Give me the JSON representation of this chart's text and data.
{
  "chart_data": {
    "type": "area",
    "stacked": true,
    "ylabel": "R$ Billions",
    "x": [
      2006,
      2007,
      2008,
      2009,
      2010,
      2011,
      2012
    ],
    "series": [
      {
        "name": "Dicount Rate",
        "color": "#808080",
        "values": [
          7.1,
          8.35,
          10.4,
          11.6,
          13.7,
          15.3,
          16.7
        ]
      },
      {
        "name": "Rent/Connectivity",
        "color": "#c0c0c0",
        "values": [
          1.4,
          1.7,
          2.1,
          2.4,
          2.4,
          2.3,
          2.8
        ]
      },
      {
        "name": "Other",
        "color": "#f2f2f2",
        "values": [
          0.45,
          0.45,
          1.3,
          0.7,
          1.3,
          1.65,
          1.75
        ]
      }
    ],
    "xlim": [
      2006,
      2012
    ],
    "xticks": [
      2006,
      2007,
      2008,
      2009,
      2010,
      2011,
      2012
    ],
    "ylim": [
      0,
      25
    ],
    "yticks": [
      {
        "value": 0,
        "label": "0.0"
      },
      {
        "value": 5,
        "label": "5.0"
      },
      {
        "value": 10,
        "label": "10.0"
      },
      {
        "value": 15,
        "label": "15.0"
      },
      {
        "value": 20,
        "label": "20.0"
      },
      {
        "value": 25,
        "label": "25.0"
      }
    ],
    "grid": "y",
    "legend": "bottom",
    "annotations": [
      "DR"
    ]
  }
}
*-*-*
Extract all of the data above without altering anything.

Give me the JSON representation of this chart's text and data.
{
  "chart_data": {
    "type": "area",
    "stacked": true,
    "ylabel": "R$ Billions",
    "x": [
      2006,
      2007,
      2008,
      2009,
      2010,
      2011,
      2012
    ],
    "series": [
      {
        "name": "Dicount Rate",
        "color": "#808080",
        "values": [
          7.1,
          8.35,
          10.4,
          11.6,
          13.7,
          15.3,
          16.7
        ]
      },
      {
        "name": "Rent/Connectivity",
        "color": "#c0c0c0",
        "values": [
          1.4,
          1.7,
          2.1,
          2.4,
          2.4,
          2.3,
          2.8
        ]
      },
      {
        "name": "Other",
        "color": "#f2f2f2",
        "values": [
          0.45,
          0.45,
          1.3,
          0.7,
          1.3,
          1.65,
          1.75
        ]
      }
    ],
    "xlim": [
      2006,
      2012
    ],
    "xticks": [
      2006,
      2007,
      2008,
      2009,
      2010,
      2011,
      2012
    ],
    "ylim": [
      0,
      25
    ],
    "yticks": [
      {
        "value": 0,
        "label": "0.0"
      },
      {
        "value": 5,
        "label": "5.0"
      },
      {
        "value": 10,
        "label": "10.0"
      },
      {
        "value": 15,
        "label": "15.0"
      },
      {
        "value": 20,
        "label": "20.0"
      },
      {
        "value": 25,
        "label": "25.0"
      }
    ],
    "grid": "y",
    "legend": "bottom",
    "annotations": [
      "DR"
    ]
  }
}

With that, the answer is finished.